**Task**
Reproduce the whole listing, character for character.

**Task data**
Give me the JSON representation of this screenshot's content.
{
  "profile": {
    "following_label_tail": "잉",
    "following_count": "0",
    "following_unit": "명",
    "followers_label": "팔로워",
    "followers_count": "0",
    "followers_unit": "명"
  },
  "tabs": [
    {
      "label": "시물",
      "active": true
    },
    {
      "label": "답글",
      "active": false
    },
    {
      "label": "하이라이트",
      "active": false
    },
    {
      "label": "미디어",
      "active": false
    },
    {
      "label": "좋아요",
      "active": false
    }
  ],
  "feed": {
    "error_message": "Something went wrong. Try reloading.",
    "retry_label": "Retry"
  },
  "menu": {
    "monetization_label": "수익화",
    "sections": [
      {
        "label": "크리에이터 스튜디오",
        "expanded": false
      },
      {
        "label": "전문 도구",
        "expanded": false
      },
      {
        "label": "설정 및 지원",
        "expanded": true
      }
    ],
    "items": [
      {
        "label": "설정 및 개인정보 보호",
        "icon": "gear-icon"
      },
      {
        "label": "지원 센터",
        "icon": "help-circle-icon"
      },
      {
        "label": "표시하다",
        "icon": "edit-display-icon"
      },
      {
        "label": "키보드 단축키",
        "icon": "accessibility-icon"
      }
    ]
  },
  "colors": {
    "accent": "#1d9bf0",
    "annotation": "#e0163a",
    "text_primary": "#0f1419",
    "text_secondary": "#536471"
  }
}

**Result of this task**
Give me the JSON representation of this screenshot's content.
{
  "profile": {
    "following_label_tail": "잉",
    "following_count": "0",
    "following_unit": "명",
    "followers_label": "팔로워",
    "followers_count": "0",
    "followers_unit": "명"
  },
  "tabs": [
    {
      "label": "시물",
      "active": true
    },
    {
      "label": "답글",
      "active": false
    },
    {
      "label": "하이라이트",
      "active": false
    },
    {
      "label": "미디어",
      "active": false
    },
    {
      "label": "좋아요",
      "active": false
    }
  ],
  "feed": {
    "error_message": "Something went wrong. Try reloading.",
    "retry_label": "Retry"
  },
  "menu": {
    "monetization_label": "수익화",
    "sections": [
      {
        "label": "크리에이터 스튜디오",
        "expanded": false
      },
      {
        "label": "전문 도구",
        "expanded": false
      },
      {
        "label": "설정 및 지원",
        "expanded": true
      }
    ],
    "items": [
      {
        "label": "설정 및 개인정보 보호",
        "icon": "gear-icon"
      },
      {
        "label": "지원 센터",
        "icon": "help-circle-icon"
      },
      {
        "label": "표시하다",
        "icon": "edit-display-icon"
      },
      {
        "label": "키보드 단축키",
        "icon": "accessibility-icon"
      }
    ]
  },
  "colors": {
    "accent": "#1d9bf0",
    "annotation": "#e0163a",
    "text_primary": "#0f1419",
    "text_secondary": "#536471"
  }
}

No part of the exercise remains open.